[START OF Entries]
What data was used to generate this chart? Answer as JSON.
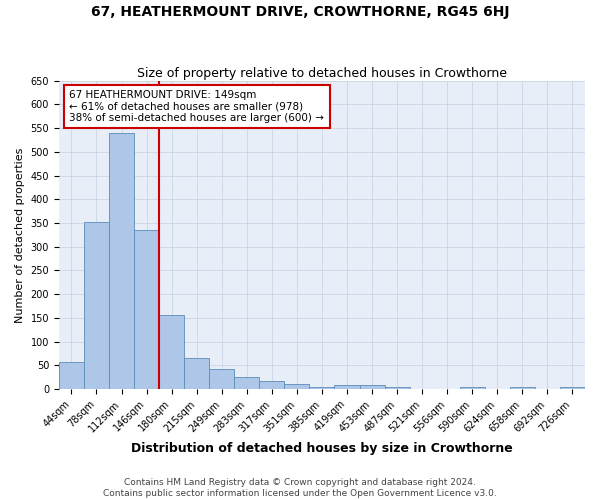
{
  "title": "67, HEATHERMOUNT DRIVE, CROWTHORNE, RG45 6HJ",
  "subtitle": "Size of property relative to detached houses in Crowthorne",
  "xlabel": "Distribution of detached houses by size in Crowthorne",
  "ylabel": "Number of detached properties",
  "categories": [
    "44sqm",
    "78sqm",
    "112sqm",
    "146sqm",
    "180sqm",
    "215sqm",
    "249sqm",
    "283sqm",
    "317sqm",
    "351sqm",
    "385sqm",
    "419sqm",
    "453sqm",
    "487sqm",
    "521sqm",
    "556sqm",
    "590sqm",
    "624sqm",
    "658sqm",
    "692sqm",
    "726sqm"
  ],
  "values": [
    57,
    352,
    540,
    335,
    156,
    66,
    42,
    25,
    16,
    10,
    5,
    9,
    9,
    4,
    0,
    0,
    5,
    0,
    5,
    0,
    5
  ],
  "bar_color": "#aec6e8",
  "bar_edge_color": "#5b8db8",
  "vline_index": 3.5,
  "annotation_text": "67 HEATHERMOUNT DRIVE: 149sqm\n← 61% of detached houses are smaller (978)\n38% of semi-detached houses are larger (600) →",
  "annotation_box_color": "#ffffff",
  "annotation_box_edge": "#cc0000",
  "vline_color": "#cc0000",
  "ylim": [
    0,
    650
  ],
  "yticks": [
    0,
    50,
    100,
    150,
    200,
    250,
    300,
    350,
    400,
    450,
    500,
    550,
    600,
    650
  ],
  "footer": "Contains HM Land Registry data © Crown copyright and database right 2024.\nContains public sector information licensed under the Open Government Licence v3.0.",
  "bg_color": "#e8eef8",
  "grid_color": "#c8d0e0",
  "title_fontsize": 10,
  "subtitle_fontsize": 9,
  "axis_label_fontsize": 8,
  "tick_fontsize": 7,
  "footer_fontsize": 6.5
}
[END OF Entries]
Drop the images and repeat the data exactly.

What data was used to generate this chart? Answer as JSON.
{
  "title": "67, HEATHERMOUNT DRIVE, CROWTHORNE, RG45 6HJ",
  "subtitle": "Size of property relative to detached houses in Crowthorne",
  "xlabel": "Distribution of detached houses by size in Crowthorne",
  "ylabel": "Number of detached properties",
  "categories": [
    "44sqm",
    "78sqm",
    "112sqm",
    "146sqm",
    "180sqm",
    "215sqm",
    "249sqm",
    "283sqm",
    "317sqm",
    "351sqm",
    "385sqm",
    "419sqm",
    "453sqm",
    "487sqm",
    "521sqm",
    "556sqm",
    "590sqm",
    "624sqm",
    "658sqm",
    "692sqm",
    "726sqm"
  ],
  "values": [
    57,
    352,
    540,
    335,
    156,
    66,
    42,
    25,
    16,
    10,
    5,
    9,
    9,
    4,
    0,
    0,
    5,
    0,
    5,
    0,
    5
  ],
  "bar_color": "#aec6e8",
  "bar_edge_color": "#5b8db8",
  "vline_index": 3.5,
  "annotation_text": "67 HEATHERMOUNT DRIVE: 149sqm\n← 61% of detached houses are smaller (978)\n38% of semi-detached houses are larger (600) →",
  "annotation_box_color": "#ffffff",
  "annotation_box_edge": "#cc0000",
  "vline_color": "#cc0000",
  "ylim": [
    0,
    650
  ],
  "yticks": [
    0,
    50,
    100,
    150,
    200,
    250,
    300,
    350,
    400,
    450,
    500,
    550,
    600,
    650
  ],
  "footer": "Contains HM Land Registry data © Crown copyright and database right 2024.\nContains public sector information licensed under the Open Government Licence v3.0.",
  "bg_color": "#e8eef8",
  "grid_color": "#c8d0e0",
  "title_fontsize": 10,
  "subtitle_fontsize": 9,
  "axis_label_fontsize": 8,
  "tick_fontsize": 7,
  "footer_fontsize": 6.5
}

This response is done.